Given task: No images are to be carried over; print all other material exactly as it stands.

Dataset content:
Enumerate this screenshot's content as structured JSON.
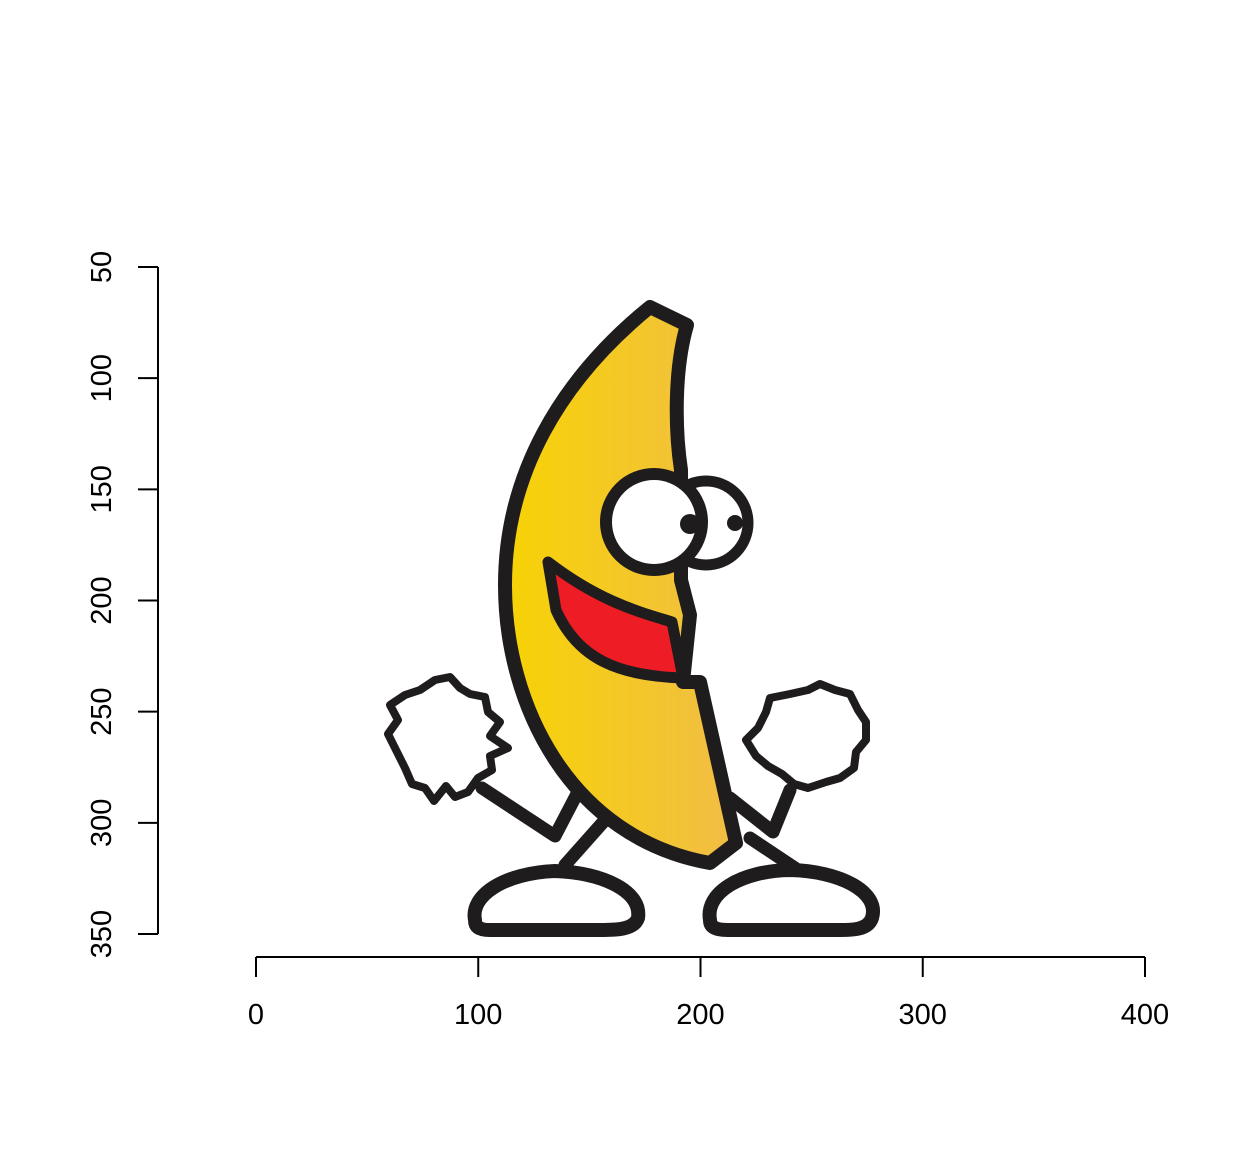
{
  "chart_data": {
    "type": "scatter",
    "title": "",
    "xlabel": "",
    "ylabel": "",
    "xlim": [
      0,
      400
    ],
    "ylim": [
      50,
      350
    ],
    "y_reversed": true,
    "x_ticks": [
      0,
      100,
      200,
      300,
      400
    ],
    "y_ticks": [
      50,
      100,
      150,
      200,
      250,
      300,
      350
    ],
    "x_tick_labels": [
      "0",
      "100",
      "200",
      "300",
      "400"
    ],
    "y_tick_labels": [
      "50",
      "100",
      "150",
      "200",
      "250",
      "300",
      "350"
    ],
    "grid": false,
    "legend": "none",
    "image_annotation": "dancing-banana-icon",
    "colors": {
      "banana_light": "#f7d305",
      "banana_dark": "#f1bd46",
      "outline": "#1f1c1d",
      "mouth": "#ee1c24",
      "eye_white": "#ffffff",
      "axis": "#000000"
    }
  }
}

Worked answer:
Enumerate this screenshot's content as structured JSON.
{
  "chart_data": {
    "type": "scatter",
    "title": "",
    "xlabel": "",
    "ylabel": "",
    "xlim": [
      0,
      400
    ],
    "ylim": [
      50,
      350
    ],
    "y_reversed": true,
    "x_ticks": [
      0,
      100,
      200,
      300,
      400
    ],
    "y_ticks": [
      50,
      100,
      150,
      200,
      250,
      300,
      350
    ],
    "x_tick_labels": [
      "0",
      "100",
      "200",
      "300",
      "400"
    ],
    "y_tick_labels": [
      "50",
      "100",
      "150",
      "200",
      "250",
      "300",
      "350"
    ],
    "grid": false,
    "legend": "none",
    "image_annotation": "dancing-banana-icon",
    "colors": {
      "banana_light": "#f7d305",
      "banana_dark": "#f1bd46",
      "outline": "#1f1c1d",
      "mouth": "#ee1c24",
      "eye_white": "#ffffff",
      "axis": "#000000"
    }
  }
}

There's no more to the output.